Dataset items
◇ ◇ ◇

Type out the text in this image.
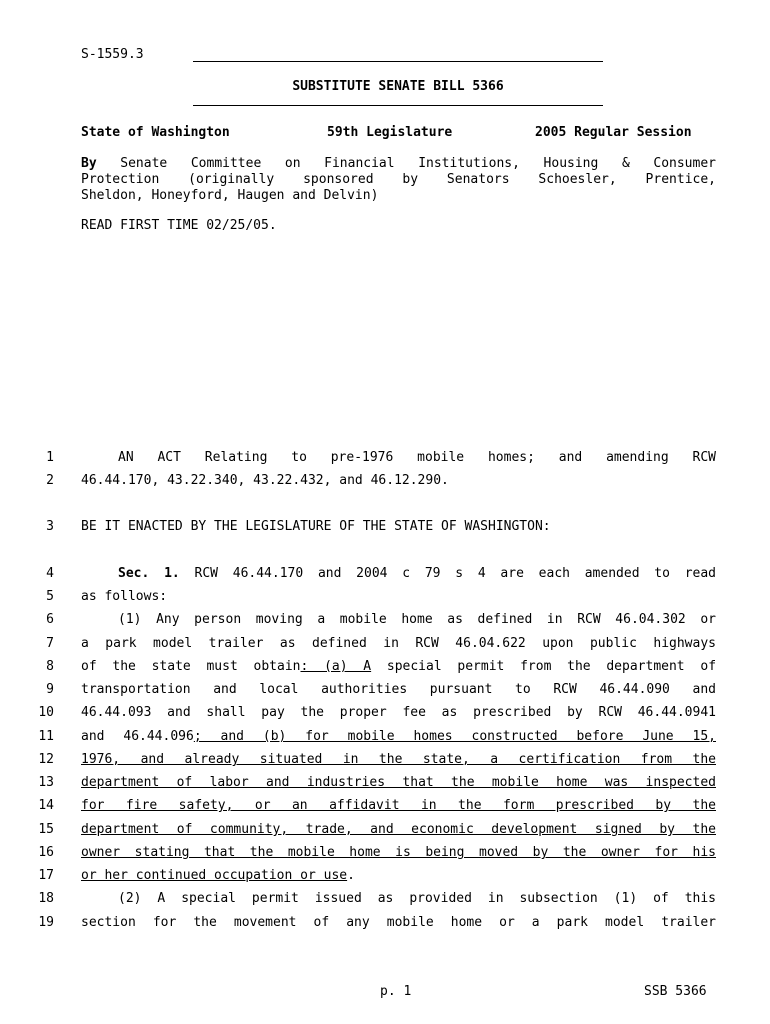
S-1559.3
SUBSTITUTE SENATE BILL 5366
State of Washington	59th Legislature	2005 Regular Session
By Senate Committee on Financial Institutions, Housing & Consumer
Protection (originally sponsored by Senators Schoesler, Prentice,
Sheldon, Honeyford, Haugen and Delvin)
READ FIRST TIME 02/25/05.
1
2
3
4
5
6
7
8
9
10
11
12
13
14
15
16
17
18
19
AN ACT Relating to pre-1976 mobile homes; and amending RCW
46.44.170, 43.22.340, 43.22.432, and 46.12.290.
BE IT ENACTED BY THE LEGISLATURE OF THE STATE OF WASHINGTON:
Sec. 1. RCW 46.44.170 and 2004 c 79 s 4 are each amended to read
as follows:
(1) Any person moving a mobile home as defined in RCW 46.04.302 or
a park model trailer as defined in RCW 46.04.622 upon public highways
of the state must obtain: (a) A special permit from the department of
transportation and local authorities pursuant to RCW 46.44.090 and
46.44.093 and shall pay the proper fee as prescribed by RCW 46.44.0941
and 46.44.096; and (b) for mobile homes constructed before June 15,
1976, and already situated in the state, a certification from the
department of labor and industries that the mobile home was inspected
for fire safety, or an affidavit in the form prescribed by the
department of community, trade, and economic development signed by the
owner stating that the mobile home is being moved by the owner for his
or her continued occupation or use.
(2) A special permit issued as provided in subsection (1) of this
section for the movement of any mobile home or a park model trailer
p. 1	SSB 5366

◇ ◇ ◇

§ Exercise requirements
Restate the records word for word, omitting images.

§ Response for this exercise
Type out the text in this image.
S-1559.3
SUBSTITUTE SENATE BILL 5366
State of Washington	59th Legislature	2005 Regular Session
By Senate Committee on Financial Institutions, Housing & Consumer
Protection (originally sponsored by Senators Schoesler, Prentice,
Sheldon, Honeyford, Haugen and Delvin)
READ FIRST TIME 02/25/05.
1
2
3
4
5
6
7
8
9
10
11
12
13
14
15
16
17
18
19
AN ACT Relating to pre-1976 mobile homes; and amending RCW
46.44.170, 43.22.340, 43.22.432, and 46.12.290.
BE IT ENACTED BY THE LEGISLATURE OF THE STATE OF WASHINGTON:
Sec. 1. RCW 46.44.170 and 2004 c 79 s 4 are each amended to read
as follows:
(1) Any person moving a mobile home as defined in RCW 46.04.302 or
a park model trailer as defined in RCW 46.04.622 upon public highways
of the state must obtain: (a) A special permit from the department of
transportation and local authorities pursuant to RCW 46.44.090 and
46.44.093 and shall pay the proper fee as prescribed by RCW 46.44.0941
and 46.44.096; and (b) for mobile homes constructed before June 15,
1976, and already situated in the state, a certification from the
department of labor and industries that the mobile home was inspected
for fire safety, or an affidavit in the form prescribed by the
department of community, trade, and economic development signed by the
owner stating that the mobile home is being moved by the owner for his
or her continued occupation or use.
(2) A special permit issued as provided in subsection (1) of this
section for the movement of any mobile home or a park model trailer
p. 1	SSB 5366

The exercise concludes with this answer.